Spot each line in the records below where the word "JSON" occurs, then copy it.

++++++++

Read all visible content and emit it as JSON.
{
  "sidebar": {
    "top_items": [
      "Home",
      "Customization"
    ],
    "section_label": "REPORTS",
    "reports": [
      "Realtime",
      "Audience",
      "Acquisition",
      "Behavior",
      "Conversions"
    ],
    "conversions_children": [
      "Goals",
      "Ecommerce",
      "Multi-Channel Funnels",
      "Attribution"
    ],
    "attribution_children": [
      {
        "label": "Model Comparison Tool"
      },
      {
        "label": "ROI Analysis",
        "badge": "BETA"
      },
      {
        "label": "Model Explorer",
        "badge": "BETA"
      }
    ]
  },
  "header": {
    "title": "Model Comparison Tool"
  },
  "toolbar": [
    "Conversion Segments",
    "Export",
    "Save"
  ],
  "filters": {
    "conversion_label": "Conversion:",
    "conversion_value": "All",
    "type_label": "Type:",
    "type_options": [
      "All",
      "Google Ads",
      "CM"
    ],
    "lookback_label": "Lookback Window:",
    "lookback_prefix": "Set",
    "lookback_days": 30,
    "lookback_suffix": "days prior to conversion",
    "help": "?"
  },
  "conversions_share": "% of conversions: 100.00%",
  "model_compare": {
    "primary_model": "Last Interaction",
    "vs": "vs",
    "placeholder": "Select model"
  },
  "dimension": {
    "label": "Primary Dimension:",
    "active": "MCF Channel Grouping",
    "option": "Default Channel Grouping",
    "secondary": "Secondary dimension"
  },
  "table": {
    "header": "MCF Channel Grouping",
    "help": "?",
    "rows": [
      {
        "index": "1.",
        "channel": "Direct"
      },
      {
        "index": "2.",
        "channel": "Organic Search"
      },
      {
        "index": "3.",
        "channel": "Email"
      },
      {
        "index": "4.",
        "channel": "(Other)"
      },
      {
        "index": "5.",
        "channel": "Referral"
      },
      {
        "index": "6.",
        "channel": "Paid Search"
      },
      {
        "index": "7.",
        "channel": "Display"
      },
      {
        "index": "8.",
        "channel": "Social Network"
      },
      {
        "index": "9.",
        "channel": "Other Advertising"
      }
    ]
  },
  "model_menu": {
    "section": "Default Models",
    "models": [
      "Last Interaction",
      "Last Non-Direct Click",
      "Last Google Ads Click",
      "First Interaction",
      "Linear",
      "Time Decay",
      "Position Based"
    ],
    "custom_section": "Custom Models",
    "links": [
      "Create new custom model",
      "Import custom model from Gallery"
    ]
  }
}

++++++++

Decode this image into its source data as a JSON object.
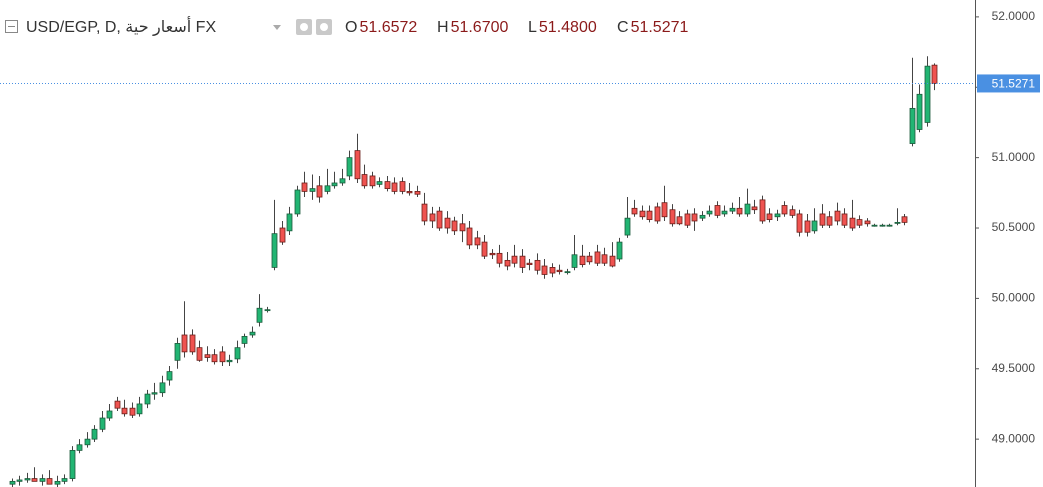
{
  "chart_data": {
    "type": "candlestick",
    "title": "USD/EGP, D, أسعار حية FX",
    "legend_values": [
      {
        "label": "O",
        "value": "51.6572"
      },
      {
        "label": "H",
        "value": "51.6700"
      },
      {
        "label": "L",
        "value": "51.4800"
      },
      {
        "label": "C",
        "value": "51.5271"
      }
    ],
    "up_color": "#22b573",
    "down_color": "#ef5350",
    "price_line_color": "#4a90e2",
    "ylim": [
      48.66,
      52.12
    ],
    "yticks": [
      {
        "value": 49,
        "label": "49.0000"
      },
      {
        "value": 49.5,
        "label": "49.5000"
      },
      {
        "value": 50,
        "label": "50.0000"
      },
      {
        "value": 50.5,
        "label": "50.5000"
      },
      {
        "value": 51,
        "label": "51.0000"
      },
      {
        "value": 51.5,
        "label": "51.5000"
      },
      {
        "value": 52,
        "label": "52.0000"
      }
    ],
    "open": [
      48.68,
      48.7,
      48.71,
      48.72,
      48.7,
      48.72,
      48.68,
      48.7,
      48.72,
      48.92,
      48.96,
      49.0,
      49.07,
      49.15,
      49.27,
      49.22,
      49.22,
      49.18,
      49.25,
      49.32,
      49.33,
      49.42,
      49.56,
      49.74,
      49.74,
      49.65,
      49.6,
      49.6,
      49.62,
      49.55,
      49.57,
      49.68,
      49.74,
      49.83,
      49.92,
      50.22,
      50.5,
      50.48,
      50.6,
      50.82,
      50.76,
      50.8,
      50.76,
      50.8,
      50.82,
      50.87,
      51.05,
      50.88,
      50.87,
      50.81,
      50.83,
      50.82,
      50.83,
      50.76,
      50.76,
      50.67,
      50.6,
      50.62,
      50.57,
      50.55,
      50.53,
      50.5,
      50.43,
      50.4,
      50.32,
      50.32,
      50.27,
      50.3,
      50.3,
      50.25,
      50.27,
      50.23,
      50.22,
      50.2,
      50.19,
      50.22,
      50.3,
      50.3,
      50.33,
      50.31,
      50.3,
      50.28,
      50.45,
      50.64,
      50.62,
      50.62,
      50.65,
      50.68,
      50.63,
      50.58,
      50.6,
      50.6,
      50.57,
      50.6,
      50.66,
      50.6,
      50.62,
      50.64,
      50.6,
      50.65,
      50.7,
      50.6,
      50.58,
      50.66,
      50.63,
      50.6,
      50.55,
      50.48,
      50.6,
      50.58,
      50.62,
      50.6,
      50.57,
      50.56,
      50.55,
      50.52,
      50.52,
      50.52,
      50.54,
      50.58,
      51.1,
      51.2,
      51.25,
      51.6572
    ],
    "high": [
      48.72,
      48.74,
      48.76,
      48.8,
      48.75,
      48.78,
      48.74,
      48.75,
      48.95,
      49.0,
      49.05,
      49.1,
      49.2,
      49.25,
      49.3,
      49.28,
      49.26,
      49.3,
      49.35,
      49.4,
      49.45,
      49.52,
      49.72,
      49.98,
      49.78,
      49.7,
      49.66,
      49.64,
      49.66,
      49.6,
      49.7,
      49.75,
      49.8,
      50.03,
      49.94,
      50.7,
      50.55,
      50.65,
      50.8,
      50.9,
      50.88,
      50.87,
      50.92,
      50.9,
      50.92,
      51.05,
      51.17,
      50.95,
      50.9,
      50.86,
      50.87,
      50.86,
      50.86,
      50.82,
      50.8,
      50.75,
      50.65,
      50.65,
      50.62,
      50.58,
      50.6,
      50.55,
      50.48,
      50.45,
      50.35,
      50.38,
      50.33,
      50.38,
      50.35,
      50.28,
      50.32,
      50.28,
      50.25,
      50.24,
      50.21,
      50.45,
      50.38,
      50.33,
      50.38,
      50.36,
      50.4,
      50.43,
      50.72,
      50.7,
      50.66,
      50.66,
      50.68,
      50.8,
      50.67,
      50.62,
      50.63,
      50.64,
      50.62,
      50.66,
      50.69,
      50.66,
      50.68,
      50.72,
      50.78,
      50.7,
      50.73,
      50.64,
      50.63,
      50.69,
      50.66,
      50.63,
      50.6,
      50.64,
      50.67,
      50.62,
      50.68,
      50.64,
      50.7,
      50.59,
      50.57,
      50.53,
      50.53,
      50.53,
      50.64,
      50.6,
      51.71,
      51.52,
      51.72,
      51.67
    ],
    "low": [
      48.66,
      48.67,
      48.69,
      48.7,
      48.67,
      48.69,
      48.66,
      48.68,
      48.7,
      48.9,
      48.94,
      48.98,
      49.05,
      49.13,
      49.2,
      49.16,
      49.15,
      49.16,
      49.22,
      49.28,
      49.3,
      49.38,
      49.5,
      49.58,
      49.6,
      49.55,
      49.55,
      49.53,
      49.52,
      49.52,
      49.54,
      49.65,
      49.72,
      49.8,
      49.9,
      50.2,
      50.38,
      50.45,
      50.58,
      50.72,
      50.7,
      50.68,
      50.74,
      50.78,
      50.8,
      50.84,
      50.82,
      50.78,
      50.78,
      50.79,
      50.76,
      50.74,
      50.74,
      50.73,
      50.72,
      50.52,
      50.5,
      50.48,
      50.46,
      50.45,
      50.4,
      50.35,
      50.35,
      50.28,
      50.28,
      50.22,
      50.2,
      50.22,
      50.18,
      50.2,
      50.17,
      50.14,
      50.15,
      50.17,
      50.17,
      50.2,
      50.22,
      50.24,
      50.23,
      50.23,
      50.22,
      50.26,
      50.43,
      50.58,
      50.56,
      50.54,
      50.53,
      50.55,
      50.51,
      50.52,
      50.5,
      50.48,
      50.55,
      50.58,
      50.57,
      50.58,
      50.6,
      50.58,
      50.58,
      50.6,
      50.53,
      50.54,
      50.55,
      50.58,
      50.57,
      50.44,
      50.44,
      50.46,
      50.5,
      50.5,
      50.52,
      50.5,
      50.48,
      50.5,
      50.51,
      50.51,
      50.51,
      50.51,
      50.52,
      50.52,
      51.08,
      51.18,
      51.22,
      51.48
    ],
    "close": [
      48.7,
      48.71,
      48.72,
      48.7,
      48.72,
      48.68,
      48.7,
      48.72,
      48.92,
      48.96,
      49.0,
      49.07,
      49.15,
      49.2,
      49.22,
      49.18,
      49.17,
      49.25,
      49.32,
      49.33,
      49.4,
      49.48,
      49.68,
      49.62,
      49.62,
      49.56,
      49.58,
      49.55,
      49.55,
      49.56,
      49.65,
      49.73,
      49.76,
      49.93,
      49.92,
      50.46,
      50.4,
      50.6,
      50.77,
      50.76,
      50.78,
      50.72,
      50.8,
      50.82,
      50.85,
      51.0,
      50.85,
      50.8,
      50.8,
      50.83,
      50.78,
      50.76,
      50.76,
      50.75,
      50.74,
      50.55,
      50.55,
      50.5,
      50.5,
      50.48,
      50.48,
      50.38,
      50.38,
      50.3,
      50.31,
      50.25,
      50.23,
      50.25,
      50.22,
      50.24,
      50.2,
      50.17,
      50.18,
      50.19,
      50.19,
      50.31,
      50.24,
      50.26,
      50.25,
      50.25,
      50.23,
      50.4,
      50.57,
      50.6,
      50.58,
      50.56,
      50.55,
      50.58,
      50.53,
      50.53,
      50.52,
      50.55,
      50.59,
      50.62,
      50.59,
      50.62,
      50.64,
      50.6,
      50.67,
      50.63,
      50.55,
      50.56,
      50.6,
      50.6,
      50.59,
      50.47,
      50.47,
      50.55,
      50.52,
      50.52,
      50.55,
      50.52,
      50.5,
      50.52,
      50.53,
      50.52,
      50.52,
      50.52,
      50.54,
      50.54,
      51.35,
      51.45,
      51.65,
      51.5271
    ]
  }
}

++++++++

RESPONSE TO THE EXERCISE:
Read all visible content and emit it as JSON.
Decode this image into its source data as a JSON object.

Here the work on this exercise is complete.